**Exercise task**
Read the entries below and pull out each line with the string "title".

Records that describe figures
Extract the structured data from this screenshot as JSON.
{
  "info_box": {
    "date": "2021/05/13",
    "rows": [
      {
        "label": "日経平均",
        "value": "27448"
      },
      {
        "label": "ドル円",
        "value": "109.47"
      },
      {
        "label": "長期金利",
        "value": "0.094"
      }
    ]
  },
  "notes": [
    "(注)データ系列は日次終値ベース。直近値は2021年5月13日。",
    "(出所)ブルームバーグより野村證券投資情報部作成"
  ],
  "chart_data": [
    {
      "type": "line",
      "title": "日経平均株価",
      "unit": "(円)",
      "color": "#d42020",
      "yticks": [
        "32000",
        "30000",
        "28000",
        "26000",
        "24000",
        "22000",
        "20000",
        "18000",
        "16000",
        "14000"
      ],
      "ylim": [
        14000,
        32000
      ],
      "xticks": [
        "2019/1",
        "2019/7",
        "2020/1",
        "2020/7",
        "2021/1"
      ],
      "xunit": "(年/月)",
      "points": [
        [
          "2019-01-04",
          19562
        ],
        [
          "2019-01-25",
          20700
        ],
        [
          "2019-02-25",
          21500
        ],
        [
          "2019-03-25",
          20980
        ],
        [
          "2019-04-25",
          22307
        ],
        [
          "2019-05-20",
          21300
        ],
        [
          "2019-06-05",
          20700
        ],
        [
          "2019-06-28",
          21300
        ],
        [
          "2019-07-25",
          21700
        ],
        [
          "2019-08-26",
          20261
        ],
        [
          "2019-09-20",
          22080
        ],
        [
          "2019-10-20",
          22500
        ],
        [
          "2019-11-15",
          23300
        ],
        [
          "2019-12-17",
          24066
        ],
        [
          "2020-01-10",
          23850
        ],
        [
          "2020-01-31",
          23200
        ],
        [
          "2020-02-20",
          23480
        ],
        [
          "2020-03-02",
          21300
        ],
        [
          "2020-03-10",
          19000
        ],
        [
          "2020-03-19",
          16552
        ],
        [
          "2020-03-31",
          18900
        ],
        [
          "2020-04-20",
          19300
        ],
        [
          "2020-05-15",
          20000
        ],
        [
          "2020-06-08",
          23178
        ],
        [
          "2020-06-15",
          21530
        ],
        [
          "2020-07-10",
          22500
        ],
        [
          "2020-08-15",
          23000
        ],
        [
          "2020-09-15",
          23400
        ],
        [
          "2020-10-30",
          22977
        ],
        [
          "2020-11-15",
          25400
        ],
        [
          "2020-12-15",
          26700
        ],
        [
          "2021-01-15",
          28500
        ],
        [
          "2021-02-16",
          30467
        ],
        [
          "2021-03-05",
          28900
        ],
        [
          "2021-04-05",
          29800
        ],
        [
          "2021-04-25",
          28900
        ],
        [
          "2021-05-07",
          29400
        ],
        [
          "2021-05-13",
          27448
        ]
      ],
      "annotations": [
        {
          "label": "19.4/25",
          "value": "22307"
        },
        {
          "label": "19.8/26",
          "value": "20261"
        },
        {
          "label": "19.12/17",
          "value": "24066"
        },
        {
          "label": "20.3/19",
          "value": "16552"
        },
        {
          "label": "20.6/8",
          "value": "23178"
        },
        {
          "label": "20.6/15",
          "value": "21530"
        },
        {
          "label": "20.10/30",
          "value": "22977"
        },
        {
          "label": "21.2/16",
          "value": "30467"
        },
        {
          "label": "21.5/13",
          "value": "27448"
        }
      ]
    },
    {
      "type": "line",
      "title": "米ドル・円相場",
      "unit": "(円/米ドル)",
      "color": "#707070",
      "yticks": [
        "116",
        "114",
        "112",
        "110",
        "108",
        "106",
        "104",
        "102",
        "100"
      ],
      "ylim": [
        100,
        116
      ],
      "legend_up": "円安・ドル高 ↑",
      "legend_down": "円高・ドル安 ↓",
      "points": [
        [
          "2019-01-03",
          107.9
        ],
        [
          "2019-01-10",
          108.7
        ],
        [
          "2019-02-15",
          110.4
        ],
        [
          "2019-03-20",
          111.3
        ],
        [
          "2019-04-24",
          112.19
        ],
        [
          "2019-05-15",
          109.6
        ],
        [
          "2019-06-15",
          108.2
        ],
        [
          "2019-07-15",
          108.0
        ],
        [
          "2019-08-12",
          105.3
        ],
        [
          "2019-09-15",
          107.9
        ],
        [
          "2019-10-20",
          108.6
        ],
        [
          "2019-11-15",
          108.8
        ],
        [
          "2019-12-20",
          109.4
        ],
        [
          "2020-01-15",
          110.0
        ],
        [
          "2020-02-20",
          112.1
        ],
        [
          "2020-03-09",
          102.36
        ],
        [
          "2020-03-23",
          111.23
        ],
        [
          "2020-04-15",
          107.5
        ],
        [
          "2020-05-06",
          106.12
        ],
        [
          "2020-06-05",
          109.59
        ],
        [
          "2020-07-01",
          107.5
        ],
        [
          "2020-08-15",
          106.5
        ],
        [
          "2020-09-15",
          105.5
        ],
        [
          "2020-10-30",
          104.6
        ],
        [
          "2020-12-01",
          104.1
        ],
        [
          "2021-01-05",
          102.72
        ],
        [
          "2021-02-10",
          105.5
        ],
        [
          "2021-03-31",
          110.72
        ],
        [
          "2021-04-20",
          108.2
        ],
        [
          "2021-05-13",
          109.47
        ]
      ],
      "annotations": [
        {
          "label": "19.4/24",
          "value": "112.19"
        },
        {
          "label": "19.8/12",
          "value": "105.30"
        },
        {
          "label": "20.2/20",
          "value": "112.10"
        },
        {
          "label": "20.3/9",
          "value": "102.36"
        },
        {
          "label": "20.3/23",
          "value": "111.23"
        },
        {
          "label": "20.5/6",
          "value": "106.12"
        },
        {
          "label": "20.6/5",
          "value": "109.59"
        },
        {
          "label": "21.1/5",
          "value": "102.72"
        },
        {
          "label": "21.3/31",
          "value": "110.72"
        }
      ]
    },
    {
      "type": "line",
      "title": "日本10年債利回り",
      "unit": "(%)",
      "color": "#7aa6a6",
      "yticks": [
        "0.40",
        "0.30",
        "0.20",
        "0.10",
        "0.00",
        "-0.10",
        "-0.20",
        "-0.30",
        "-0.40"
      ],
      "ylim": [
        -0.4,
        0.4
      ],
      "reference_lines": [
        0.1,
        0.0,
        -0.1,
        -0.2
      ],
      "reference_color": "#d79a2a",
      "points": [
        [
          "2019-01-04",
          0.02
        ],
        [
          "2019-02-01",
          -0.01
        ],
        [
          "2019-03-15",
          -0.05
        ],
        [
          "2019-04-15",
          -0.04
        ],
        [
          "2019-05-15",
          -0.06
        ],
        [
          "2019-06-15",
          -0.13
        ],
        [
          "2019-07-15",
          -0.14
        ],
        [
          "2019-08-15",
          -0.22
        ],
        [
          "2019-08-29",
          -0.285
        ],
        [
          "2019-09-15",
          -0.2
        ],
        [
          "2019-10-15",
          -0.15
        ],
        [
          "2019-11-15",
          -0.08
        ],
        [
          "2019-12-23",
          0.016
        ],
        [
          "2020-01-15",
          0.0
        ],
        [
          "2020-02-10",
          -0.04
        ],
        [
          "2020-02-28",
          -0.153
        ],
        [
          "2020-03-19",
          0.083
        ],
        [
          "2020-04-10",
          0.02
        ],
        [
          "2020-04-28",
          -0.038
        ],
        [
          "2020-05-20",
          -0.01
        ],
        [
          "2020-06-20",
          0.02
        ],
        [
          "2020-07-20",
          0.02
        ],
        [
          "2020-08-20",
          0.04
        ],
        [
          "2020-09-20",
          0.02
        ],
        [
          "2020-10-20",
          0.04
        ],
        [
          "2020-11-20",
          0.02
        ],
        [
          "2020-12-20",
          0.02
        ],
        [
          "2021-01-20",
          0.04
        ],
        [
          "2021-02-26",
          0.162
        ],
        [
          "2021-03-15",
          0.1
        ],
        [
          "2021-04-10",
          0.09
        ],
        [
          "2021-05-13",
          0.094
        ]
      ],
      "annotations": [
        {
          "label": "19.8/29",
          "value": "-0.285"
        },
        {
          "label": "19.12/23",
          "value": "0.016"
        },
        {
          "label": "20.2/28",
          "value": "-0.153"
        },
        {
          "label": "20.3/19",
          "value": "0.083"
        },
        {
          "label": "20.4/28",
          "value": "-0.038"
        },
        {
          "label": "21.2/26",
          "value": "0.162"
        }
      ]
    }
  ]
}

**Correct answer**
      "title": "日経平均株価",
      "title": "米ドル・円相場",
      "title": "日本10年債利回り",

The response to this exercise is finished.